>> Start RECORDS SHOWN

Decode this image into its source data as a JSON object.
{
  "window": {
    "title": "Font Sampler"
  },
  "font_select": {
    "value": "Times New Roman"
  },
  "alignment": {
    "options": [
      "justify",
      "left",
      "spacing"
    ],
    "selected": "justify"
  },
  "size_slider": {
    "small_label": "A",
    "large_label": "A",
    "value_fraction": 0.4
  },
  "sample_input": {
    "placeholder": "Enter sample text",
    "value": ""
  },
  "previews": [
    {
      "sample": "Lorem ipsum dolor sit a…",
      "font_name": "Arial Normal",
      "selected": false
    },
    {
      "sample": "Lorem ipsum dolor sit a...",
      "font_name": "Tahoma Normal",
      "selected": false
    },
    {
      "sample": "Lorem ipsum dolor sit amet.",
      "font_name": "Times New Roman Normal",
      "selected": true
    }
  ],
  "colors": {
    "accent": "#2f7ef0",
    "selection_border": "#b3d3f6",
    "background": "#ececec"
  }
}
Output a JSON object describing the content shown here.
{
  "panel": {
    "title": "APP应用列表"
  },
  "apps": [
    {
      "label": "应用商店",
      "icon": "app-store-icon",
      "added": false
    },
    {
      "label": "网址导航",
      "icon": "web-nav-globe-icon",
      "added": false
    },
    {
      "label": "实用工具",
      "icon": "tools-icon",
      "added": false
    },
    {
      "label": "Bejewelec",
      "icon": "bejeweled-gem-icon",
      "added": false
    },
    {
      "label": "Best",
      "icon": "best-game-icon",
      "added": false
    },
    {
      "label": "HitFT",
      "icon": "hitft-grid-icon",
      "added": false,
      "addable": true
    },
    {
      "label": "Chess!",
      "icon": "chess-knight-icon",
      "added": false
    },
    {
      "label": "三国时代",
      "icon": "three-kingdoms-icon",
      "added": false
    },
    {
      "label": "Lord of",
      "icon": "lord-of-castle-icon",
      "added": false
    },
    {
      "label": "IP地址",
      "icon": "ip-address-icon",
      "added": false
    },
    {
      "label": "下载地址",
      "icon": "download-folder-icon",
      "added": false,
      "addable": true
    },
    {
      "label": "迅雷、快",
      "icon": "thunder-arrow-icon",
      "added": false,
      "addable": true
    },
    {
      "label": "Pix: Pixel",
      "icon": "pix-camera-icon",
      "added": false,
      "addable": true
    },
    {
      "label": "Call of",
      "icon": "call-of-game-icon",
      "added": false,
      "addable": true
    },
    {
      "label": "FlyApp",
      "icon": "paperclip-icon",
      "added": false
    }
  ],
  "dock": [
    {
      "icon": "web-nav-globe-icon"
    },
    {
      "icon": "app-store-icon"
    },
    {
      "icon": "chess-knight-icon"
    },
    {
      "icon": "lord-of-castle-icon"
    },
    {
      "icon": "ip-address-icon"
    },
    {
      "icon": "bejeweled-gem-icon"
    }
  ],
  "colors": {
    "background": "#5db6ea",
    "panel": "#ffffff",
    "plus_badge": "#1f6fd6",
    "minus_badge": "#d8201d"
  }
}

>> End RECORDS SHOWN

Return only the number of lines in the data that contain "globe".

2